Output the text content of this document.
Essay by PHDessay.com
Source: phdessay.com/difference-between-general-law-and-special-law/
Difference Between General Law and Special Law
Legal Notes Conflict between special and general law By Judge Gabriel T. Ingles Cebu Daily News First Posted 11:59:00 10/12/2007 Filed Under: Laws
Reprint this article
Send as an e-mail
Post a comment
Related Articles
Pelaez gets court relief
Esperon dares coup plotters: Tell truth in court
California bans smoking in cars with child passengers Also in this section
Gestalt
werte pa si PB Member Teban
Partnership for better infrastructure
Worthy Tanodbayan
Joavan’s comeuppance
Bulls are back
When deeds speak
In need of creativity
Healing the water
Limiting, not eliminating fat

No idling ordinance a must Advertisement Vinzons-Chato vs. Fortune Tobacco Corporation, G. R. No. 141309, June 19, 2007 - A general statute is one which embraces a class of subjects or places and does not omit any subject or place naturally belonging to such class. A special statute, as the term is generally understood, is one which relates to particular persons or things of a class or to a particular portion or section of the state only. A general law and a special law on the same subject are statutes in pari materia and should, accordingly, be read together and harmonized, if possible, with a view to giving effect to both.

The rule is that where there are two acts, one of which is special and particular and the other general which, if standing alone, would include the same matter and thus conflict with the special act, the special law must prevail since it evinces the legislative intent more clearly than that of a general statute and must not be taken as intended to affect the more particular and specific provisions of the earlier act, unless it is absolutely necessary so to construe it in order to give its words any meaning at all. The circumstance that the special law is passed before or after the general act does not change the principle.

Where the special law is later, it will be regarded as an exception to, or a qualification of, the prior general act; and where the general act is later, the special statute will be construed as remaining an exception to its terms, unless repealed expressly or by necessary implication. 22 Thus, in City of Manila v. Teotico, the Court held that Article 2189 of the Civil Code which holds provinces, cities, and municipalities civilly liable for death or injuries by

EXERCISE TASK: Reproduce the entire listing word for word.

TASK OUTPUT:
Output the text content of this document.
Essay by PHDessay.com
Source: phdessay.com/difference-between-general-law-and-special-law/
Difference Between General Law and Special Law
Legal Notes Conflict between special and general law By Judge Gabriel T. Ingles Cebu Daily News First Posted 11:59:00 10/12/2007 Filed Under: Laws
Reprint this article
Send as an e-mail
Post a comment
Related Articles
Pelaez gets court relief
Esperon dares coup plotters: Tell truth in court
California bans smoking in cars with child passengers Also in this section
Gestalt
werte pa si PB Member Teban
Partnership for better infrastructure
Worthy Tanodbayan
Joavan’s comeuppance
Bulls are back
When deeds speak
In need of creativity
Healing the water
Limiting, not eliminating fat

No idling ordinance a must Advertisement Vinzons-Chato vs. Fortune Tobacco Corporation, G. R. No. 141309, June 19, 2007 - A general statute is one which embraces a class of subjects or places and does not omit any subject or place naturally belonging to such class. A special statute, as the term is generally understood, is one which relates to particular persons or things of a class or to a particular portion or section of the state only. A general law and a special law on the same subject are statutes in pari materia and should, accordingly, be read together and harmonized, if possible, with a view to giving effect to both.

The rule is that where there are two acts, one of which is special and particular and the other general which, if standing alone, would include the same matter and thus conflict with the special act, the special law must prevail since it evinces the legislative intent more clearly than that of a general statute and must not be taken as intended to affect the more particular and specific provisions of the earlier act, unless it is absolutely necessary so to construe it in order to give its words any meaning at all. The circumstance that the special law is passed before or after the general act does not change the principle.

Where the special law is later, it will be regarded as an exception to, or a qualification of, the prior general act; and where the general act is later, the special statute will be construed as remaining an exception to its terms, unless repealed expressly or by necessary implication. 22 Thus, in City of Manila v. Teotico, the Court held that Article 2189 of the Civil Code which holds provinces, cities, and municipalities civilly liable for death or injuries by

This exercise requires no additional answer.